● DIRECTIONS: All of the records listed below should be retyped exactly.

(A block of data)
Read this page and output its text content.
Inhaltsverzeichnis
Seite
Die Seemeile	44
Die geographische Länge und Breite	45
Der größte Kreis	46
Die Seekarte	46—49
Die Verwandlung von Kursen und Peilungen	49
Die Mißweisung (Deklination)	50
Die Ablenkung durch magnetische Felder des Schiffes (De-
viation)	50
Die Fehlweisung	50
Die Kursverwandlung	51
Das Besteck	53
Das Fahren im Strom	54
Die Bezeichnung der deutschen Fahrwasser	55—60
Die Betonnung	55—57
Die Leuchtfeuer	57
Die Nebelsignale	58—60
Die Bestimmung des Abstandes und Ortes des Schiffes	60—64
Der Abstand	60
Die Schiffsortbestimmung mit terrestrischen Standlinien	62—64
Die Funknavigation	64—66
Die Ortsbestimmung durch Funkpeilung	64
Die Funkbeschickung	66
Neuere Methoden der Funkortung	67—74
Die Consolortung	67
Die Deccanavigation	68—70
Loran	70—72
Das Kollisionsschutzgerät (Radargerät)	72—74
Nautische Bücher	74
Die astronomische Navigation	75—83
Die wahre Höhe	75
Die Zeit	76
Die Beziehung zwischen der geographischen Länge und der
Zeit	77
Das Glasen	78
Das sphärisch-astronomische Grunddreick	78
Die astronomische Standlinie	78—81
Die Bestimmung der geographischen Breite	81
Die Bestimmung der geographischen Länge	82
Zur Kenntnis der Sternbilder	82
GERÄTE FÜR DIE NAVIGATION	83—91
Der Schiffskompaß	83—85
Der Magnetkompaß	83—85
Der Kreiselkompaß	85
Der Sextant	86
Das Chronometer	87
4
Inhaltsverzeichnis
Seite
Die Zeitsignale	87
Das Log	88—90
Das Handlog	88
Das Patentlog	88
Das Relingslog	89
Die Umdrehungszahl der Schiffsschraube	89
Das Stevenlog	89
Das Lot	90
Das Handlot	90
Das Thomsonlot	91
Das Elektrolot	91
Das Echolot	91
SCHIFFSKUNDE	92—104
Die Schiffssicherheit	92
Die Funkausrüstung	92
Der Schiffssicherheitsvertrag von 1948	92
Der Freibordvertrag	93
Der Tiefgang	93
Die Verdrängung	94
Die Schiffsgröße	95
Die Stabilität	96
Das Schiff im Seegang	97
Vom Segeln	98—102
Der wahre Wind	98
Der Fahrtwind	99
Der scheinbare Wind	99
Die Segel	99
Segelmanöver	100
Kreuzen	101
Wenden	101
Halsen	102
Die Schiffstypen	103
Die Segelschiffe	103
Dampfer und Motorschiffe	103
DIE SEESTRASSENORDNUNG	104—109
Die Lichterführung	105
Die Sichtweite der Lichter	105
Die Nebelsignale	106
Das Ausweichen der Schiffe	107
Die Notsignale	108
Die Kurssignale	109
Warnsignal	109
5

● CORRECT RESPONSE:
Read this page and output its text content.
Inhaltsverzeichnis
Seite
Die Seemeile	44
Die geographische Länge und Breite	45
Der größte Kreis	46
Die Seekarte	46—49
Die Verwandlung von Kursen und Peilungen	49
Die Mißweisung (Deklination)	50
Die Ablenkung durch magnetische Felder des Schiffes (De-
viation)	50
Die Fehlweisung	50
Die Kursverwandlung	51
Das Besteck	53
Das Fahren im Strom	54
Die Bezeichnung der deutschen Fahrwasser	55—60
Die Betonnung	55—57
Die Leuchtfeuer	57
Die Nebelsignale	58—60
Die Bestimmung des Abstandes und Ortes des Schiffes	60—64
Der Abstand	60
Die Schiffsortbestimmung mit terrestrischen Standlinien	62—64
Die Funknavigation	64—66
Die Ortsbestimmung durch Funkpeilung	64
Die Funkbeschickung	66
Neuere Methoden der Funkortung	67—74
Die Consolortung	67
Die Deccanavigation	68—70
Loran	70—72
Das Kollisionsschutzgerät (Radargerät)	72—74
Nautische Bücher	74
Die astronomische Navigation	75—83
Die wahre Höhe	75
Die Zeit	76
Die Beziehung zwischen der geographischen Länge und der
Zeit	77
Das Glasen	78
Das sphärisch-astronomische Grunddreick	78
Die astronomische Standlinie	78—81
Die Bestimmung der geographischen Breite	81
Die Bestimmung der geographischen Länge	82
Zur Kenntnis der Sternbilder	82
GERÄTE FÜR DIE NAVIGATION	83—91
Der Schiffskompaß	83—85
Der Magnetkompaß	83—85
Der Kreiselkompaß	85
Der Sextant	86
Das Chronometer	87
4
Inhaltsverzeichnis
Seite
Die Zeitsignale	87
Das Log	88—90
Das Handlog	88
Das Patentlog	88
Das Relingslog	89
Die Umdrehungszahl der Schiffsschraube	89
Das Stevenlog	89
Das Lot	90
Das Handlot	90
Das Thomsonlot	91
Das Elektrolot	91
Das Echolot	91
SCHIFFSKUNDE	92—104
Die Schiffssicherheit	92
Die Funkausrüstung	92
Der Schiffssicherheitsvertrag von 1948	92
Der Freibordvertrag	93
Der Tiefgang	93
Die Verdrängung	94
Die Schiffsgröße	95
Die Stabilität	96
Das Schiff im Seegang	97
Vom Segeln	98—102
Der wahre Wind	98
Der Fahrtwind	99
Der scheinbare Wind	99
Die Segel	99
Segelmanöver	100
Kreuzen	101
Wenden	101
Halsen	102
Die Schiffstypen	103
Die Segelschiffe	103
Dampfer und Motorschiffe	103
DIE SEESTRASSENORDNUNG	104—109
Die Lichterführung	105
Die Sichtweite der Lichter	105
Die Nebelsignale	106
Das Ausweichen der Schiffe	107
Die Notsignale	108
Die Kurssignale	109
Warnsignal	109
5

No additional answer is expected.